-- start of Materials provided --

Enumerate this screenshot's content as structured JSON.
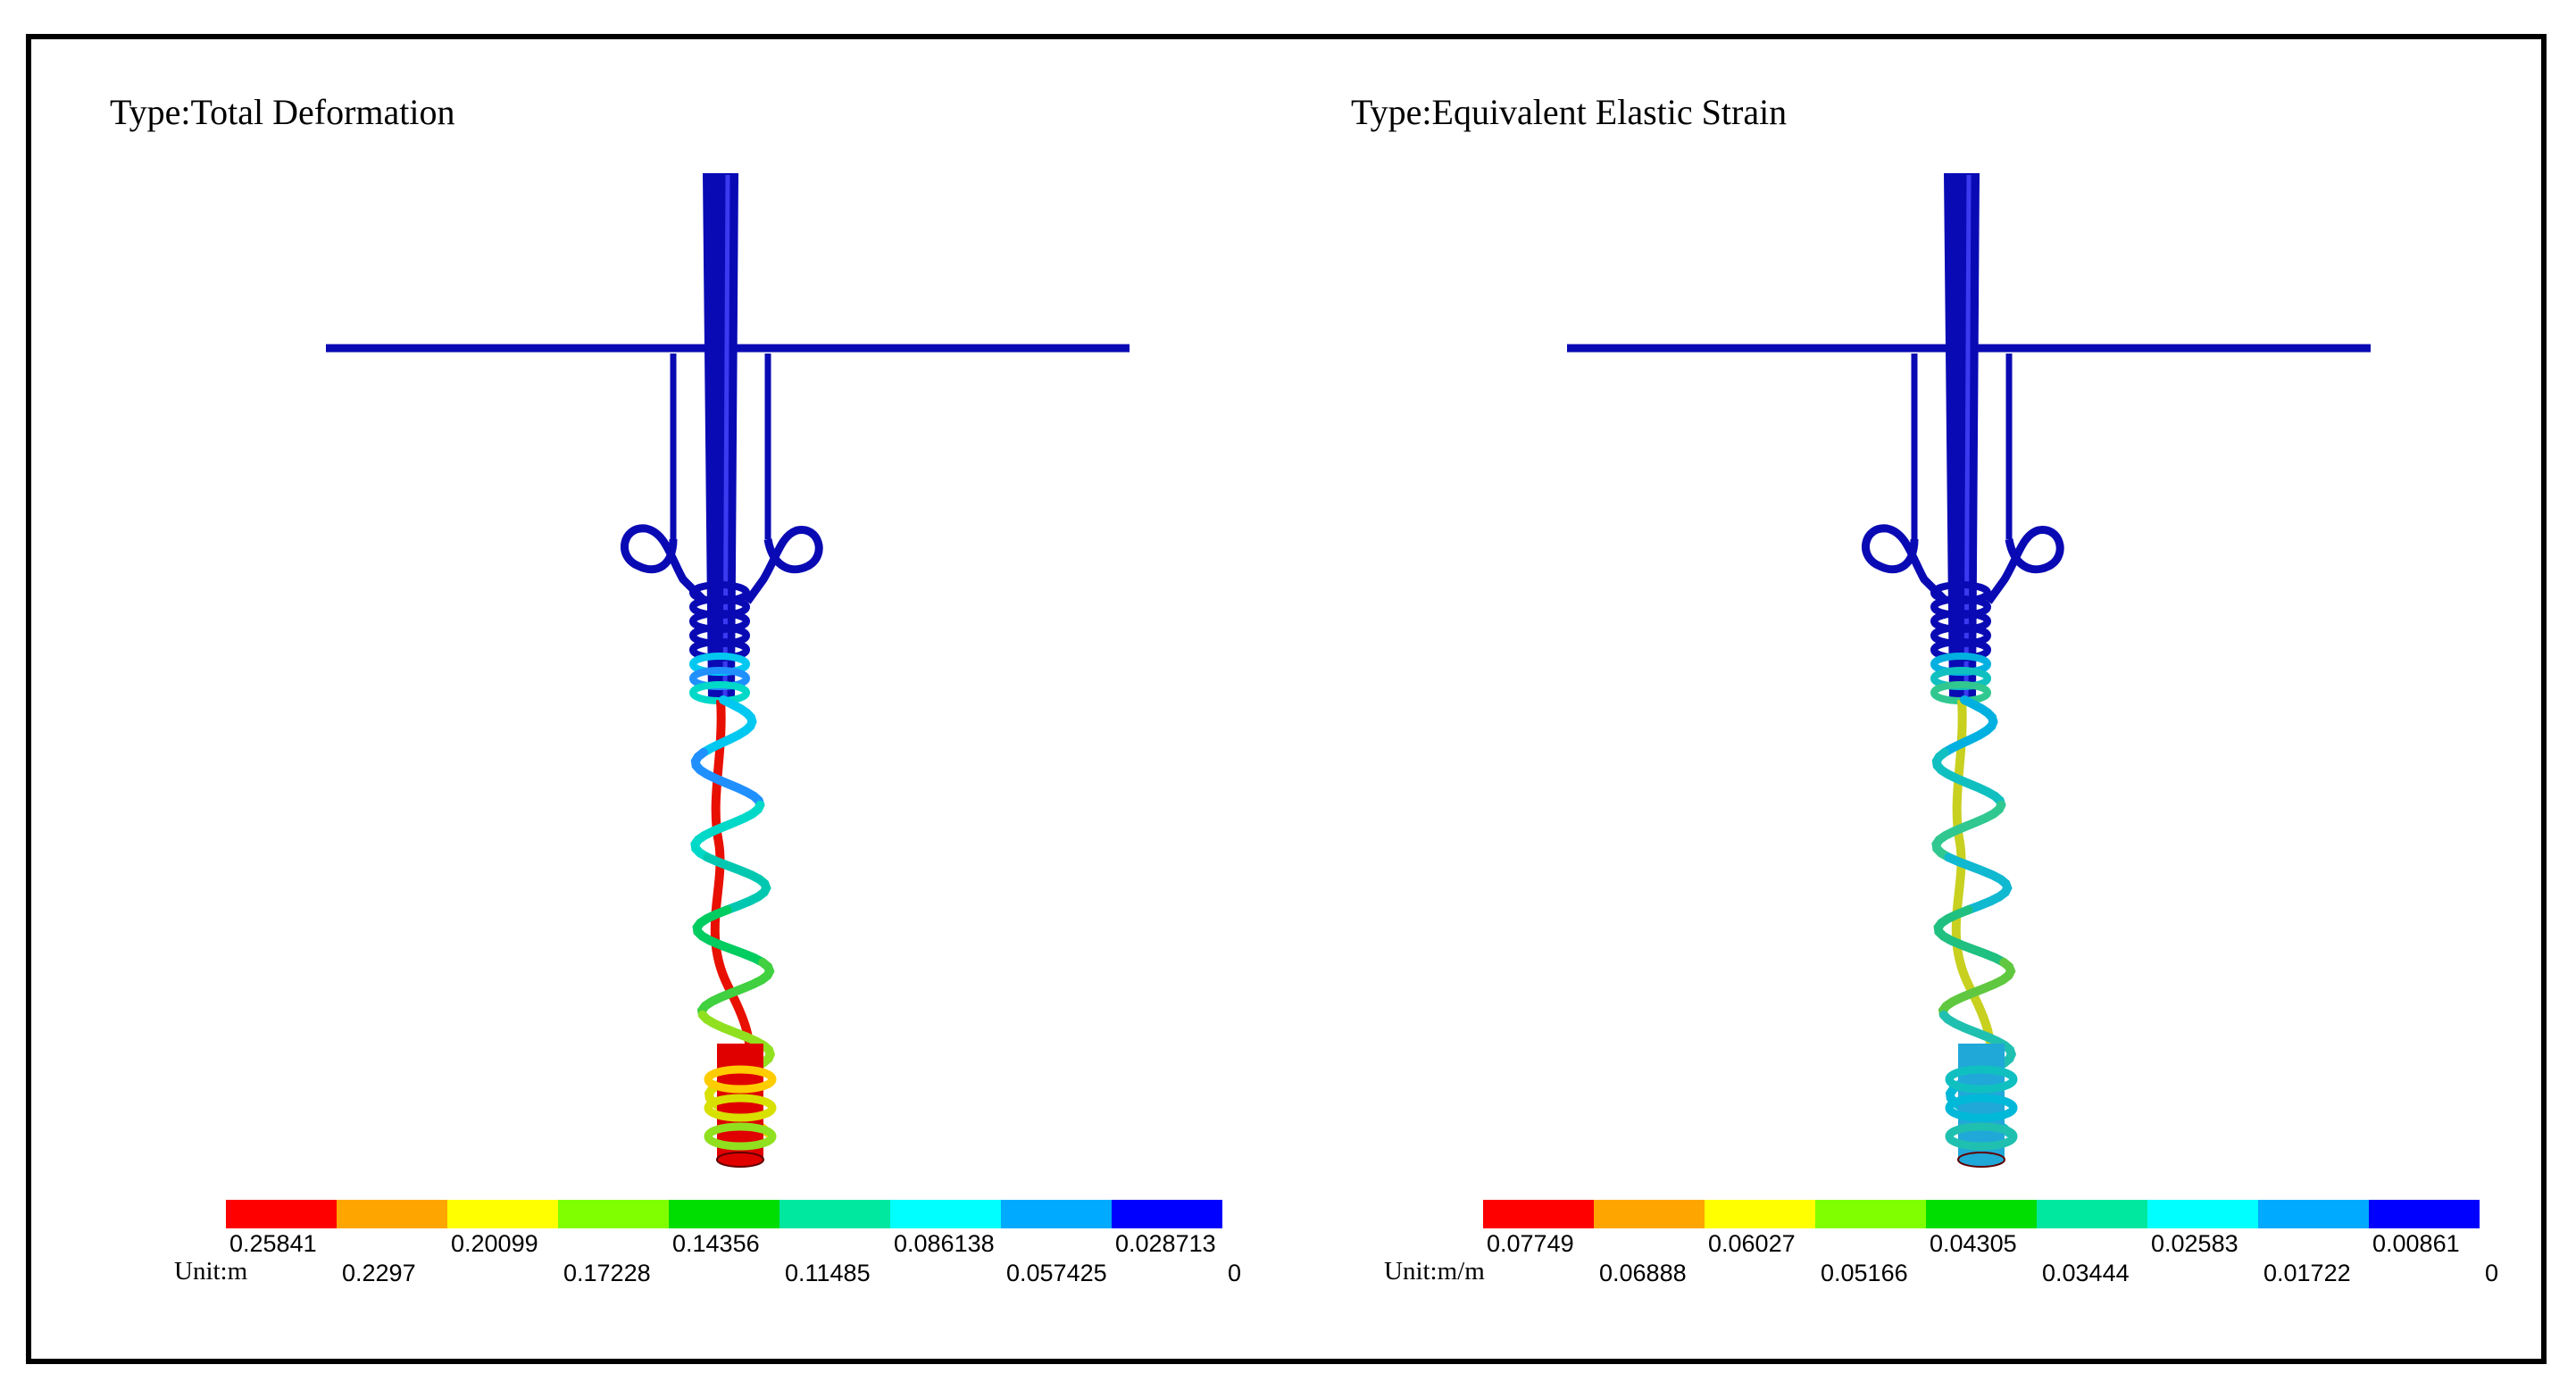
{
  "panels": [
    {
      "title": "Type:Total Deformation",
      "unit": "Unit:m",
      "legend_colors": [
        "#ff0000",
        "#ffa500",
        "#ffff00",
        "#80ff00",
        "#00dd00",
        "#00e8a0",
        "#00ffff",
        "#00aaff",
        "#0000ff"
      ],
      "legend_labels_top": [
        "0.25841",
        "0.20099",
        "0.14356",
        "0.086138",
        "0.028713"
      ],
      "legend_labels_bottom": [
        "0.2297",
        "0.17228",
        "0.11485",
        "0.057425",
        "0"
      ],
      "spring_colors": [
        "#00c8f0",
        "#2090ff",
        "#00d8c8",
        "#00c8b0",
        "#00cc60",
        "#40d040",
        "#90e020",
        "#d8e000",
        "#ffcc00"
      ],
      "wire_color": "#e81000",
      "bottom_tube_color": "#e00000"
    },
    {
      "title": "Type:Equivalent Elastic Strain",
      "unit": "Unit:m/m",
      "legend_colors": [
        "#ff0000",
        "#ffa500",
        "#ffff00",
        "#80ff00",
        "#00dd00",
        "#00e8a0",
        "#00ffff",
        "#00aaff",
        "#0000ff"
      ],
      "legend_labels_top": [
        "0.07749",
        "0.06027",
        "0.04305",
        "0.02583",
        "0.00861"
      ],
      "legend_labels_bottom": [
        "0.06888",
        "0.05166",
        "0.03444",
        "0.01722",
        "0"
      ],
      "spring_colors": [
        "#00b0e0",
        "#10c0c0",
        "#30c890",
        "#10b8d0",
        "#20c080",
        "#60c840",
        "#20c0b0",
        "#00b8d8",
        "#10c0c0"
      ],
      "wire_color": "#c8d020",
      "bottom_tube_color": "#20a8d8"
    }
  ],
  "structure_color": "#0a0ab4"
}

-- end of Materials provided --
-- start of Materials provided --

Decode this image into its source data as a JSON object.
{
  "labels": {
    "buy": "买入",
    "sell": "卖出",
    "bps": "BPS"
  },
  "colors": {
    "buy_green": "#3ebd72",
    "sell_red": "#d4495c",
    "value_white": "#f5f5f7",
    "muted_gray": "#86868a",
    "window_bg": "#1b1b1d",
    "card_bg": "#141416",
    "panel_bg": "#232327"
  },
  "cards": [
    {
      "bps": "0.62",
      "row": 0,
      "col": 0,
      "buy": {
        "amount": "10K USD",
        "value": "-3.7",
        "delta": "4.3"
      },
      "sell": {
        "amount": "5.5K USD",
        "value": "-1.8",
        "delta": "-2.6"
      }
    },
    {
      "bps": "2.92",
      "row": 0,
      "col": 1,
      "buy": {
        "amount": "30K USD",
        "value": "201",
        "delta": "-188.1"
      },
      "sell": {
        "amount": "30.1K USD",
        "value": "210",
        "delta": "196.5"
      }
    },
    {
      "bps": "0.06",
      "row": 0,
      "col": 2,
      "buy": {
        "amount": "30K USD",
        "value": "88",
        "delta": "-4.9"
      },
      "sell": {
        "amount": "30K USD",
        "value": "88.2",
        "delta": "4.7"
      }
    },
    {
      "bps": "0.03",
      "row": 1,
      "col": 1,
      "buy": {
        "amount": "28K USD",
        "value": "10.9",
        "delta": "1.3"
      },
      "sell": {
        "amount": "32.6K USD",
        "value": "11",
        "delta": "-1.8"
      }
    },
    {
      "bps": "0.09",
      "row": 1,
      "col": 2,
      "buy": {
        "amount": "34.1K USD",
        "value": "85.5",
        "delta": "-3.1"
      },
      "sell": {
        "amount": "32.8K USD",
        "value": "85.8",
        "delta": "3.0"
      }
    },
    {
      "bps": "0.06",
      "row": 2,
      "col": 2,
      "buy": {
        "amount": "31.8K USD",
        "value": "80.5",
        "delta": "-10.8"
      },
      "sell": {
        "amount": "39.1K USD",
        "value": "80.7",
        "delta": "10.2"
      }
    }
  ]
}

-- end of Materials provided --

_Exercise description_
List each line of the entries that holds the string "Type".

_Exercise answer_
      "title": "Type:Total Deformation",
      "title": "Type:Equivalent Elastic Strain",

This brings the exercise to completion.